[START OF STORED DATA]

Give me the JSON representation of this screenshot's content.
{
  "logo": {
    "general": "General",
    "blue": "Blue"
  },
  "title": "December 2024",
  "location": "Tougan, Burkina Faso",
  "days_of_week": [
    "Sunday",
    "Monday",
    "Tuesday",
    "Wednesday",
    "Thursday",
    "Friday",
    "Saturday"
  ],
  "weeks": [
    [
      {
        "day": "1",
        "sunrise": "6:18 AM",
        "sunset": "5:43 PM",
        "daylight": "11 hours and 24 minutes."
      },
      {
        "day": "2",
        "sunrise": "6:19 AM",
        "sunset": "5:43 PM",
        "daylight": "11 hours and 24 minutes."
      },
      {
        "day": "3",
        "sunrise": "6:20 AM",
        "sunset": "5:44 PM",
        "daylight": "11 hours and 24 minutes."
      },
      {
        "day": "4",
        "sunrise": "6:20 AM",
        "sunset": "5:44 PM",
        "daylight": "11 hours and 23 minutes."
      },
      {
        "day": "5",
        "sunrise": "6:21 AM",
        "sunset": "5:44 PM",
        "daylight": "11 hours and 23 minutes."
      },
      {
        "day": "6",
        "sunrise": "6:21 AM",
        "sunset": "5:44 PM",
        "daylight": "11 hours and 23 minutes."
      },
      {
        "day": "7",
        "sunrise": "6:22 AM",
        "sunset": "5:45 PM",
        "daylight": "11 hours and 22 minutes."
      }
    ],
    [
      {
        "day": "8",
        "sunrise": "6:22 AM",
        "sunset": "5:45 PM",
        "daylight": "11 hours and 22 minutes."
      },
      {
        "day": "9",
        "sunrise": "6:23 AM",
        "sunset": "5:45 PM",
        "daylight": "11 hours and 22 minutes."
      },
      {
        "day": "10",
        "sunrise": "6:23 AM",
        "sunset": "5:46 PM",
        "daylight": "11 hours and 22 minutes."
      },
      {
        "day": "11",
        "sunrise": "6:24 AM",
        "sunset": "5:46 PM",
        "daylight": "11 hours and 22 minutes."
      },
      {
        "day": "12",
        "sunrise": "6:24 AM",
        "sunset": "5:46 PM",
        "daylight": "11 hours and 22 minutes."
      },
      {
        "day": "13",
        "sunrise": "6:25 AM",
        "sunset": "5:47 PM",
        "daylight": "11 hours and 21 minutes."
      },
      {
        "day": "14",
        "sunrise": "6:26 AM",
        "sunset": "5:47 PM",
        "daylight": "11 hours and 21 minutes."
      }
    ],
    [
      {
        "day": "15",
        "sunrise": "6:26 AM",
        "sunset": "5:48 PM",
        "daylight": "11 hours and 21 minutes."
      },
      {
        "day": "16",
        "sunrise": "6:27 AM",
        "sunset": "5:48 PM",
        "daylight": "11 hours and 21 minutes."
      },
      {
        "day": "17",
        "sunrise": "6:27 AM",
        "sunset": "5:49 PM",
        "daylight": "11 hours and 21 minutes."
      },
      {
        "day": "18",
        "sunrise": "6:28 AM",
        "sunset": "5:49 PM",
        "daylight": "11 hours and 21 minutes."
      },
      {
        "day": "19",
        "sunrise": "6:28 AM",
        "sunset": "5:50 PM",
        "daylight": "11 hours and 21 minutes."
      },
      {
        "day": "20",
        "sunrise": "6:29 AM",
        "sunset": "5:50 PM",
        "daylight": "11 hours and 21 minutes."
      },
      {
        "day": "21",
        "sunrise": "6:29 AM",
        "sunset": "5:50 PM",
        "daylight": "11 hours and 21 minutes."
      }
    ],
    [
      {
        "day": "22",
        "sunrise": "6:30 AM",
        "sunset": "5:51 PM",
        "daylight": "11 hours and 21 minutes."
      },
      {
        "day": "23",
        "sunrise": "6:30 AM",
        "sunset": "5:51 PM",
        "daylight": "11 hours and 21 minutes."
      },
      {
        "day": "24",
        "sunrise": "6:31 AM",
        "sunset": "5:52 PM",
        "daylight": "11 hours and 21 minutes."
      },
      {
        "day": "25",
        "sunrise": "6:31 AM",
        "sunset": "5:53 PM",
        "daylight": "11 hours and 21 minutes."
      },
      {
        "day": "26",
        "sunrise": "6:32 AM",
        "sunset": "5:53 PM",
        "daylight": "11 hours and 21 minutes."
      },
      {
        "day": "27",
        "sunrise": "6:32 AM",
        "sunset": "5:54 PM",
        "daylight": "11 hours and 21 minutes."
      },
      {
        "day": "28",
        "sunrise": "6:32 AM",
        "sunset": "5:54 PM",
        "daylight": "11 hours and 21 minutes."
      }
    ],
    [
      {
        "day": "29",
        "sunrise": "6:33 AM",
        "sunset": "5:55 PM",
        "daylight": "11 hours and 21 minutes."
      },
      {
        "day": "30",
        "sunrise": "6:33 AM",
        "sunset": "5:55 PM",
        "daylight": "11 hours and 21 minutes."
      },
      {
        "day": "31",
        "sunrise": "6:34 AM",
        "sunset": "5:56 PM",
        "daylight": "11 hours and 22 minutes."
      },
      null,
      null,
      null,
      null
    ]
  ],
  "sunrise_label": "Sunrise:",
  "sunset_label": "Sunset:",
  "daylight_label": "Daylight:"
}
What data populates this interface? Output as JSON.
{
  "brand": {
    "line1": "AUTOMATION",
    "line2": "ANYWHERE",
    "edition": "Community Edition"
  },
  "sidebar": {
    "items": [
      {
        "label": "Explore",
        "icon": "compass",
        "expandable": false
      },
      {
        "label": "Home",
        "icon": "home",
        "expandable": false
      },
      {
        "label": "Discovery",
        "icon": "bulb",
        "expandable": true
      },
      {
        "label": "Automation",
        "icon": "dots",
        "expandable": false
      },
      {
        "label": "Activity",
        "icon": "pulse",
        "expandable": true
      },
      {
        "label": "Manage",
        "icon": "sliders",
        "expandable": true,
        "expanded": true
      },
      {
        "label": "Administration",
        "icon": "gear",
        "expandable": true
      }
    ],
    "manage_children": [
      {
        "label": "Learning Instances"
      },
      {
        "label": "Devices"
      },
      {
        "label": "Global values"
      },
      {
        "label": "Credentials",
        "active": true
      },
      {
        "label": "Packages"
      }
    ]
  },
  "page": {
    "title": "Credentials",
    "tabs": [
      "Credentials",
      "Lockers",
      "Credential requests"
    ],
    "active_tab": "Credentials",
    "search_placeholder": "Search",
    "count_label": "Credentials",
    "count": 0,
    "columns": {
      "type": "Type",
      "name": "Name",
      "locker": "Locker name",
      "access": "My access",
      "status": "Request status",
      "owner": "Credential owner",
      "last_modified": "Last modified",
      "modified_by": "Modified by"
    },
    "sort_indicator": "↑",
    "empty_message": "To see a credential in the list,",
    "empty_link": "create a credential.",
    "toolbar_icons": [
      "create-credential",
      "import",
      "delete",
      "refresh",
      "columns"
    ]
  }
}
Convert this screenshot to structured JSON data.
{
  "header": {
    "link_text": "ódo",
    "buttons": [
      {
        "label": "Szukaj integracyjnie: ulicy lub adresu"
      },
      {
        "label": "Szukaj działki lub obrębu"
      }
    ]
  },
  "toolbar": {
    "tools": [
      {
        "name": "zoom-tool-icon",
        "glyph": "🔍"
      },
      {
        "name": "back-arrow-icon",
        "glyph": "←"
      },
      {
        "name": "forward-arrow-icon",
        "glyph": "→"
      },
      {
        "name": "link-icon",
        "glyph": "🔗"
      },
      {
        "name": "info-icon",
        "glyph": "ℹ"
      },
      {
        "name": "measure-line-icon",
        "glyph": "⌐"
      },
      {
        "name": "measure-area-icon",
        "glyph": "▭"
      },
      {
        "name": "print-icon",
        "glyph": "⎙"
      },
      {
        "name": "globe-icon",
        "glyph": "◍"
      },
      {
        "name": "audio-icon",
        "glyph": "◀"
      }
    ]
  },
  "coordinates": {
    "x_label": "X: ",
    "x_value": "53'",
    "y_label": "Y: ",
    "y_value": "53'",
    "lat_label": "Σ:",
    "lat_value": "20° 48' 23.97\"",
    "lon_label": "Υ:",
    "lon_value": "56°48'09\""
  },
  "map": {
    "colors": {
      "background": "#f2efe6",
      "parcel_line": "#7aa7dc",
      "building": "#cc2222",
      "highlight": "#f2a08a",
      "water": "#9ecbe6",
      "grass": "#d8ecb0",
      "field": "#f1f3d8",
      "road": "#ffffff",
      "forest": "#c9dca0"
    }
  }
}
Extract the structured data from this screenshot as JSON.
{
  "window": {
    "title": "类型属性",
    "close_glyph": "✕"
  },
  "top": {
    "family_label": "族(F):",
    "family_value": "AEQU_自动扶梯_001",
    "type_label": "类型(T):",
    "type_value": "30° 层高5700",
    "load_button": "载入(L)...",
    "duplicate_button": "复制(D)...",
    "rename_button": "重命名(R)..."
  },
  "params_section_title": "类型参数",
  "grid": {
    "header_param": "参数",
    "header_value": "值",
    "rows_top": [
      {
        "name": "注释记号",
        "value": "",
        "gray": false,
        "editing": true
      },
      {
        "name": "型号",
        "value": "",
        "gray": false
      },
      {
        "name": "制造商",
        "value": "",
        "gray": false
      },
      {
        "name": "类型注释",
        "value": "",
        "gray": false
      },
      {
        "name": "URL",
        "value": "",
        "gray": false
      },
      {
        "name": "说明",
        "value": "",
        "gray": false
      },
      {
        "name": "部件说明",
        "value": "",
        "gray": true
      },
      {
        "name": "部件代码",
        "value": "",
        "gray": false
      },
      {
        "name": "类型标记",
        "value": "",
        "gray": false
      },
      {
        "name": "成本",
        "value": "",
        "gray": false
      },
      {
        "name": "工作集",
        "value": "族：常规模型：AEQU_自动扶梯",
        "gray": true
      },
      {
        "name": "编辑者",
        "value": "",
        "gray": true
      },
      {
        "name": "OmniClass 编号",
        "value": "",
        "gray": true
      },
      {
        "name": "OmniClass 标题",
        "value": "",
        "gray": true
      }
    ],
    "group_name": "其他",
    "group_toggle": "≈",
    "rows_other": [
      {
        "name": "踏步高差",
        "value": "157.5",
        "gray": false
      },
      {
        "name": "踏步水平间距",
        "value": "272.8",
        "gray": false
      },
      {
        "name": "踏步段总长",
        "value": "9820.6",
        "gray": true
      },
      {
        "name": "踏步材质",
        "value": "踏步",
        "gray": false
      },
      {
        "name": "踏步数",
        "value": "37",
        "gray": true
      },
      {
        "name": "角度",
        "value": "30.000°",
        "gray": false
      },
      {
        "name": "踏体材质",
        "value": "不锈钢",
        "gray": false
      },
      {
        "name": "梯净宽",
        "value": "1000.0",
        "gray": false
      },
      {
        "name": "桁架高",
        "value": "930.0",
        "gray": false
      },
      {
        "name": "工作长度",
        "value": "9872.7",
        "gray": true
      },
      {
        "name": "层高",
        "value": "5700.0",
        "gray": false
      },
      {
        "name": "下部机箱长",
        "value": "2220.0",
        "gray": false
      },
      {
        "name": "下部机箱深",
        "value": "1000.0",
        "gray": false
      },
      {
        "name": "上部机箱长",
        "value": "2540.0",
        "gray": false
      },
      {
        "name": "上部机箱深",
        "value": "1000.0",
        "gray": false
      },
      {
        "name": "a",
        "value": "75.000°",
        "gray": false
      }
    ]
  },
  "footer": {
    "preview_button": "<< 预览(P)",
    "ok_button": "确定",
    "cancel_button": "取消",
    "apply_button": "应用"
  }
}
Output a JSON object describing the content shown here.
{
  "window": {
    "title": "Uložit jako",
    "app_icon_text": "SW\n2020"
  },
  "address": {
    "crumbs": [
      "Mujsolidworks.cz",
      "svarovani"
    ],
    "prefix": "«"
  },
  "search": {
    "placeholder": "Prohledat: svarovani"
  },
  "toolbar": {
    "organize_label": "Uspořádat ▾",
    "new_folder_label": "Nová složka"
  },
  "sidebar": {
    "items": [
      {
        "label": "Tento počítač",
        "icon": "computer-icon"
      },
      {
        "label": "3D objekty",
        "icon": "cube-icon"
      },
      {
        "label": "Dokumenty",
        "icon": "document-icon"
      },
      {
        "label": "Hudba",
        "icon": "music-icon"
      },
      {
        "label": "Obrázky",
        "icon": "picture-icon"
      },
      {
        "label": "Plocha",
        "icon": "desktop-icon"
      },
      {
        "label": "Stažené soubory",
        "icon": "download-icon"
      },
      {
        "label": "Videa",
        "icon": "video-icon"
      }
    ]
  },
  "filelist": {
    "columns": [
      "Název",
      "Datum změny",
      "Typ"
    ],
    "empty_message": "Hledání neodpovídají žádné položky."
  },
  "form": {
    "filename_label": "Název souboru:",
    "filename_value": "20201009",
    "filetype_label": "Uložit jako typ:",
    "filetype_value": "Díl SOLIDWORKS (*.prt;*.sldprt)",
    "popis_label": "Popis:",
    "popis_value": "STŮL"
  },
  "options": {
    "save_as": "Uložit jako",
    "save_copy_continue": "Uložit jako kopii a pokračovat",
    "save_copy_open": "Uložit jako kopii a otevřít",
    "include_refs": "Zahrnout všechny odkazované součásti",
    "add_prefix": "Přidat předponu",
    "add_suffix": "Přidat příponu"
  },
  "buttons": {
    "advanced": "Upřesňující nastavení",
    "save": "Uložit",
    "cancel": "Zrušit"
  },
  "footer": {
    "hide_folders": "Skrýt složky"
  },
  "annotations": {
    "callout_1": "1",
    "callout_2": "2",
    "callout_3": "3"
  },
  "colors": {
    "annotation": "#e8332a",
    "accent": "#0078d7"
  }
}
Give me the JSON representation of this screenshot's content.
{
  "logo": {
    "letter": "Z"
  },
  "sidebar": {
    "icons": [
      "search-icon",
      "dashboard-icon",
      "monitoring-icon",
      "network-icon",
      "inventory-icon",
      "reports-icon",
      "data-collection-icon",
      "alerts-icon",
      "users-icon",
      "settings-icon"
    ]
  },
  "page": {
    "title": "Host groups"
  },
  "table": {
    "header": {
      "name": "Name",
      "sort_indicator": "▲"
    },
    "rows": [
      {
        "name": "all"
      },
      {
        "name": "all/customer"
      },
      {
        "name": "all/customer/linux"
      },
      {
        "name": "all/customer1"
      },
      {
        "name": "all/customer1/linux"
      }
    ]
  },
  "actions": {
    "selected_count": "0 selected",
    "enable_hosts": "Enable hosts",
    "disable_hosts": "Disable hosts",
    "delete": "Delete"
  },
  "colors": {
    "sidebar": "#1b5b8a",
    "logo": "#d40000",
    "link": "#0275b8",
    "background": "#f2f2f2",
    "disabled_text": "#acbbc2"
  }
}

[END OF STORED DATA]

**EXERCISE DIRECTIONS:**
Copy every line in the listing above where the string "background" turns up.

**REPLY:**
      "background": "#f2efe6",
    "background": "#f2f2f2",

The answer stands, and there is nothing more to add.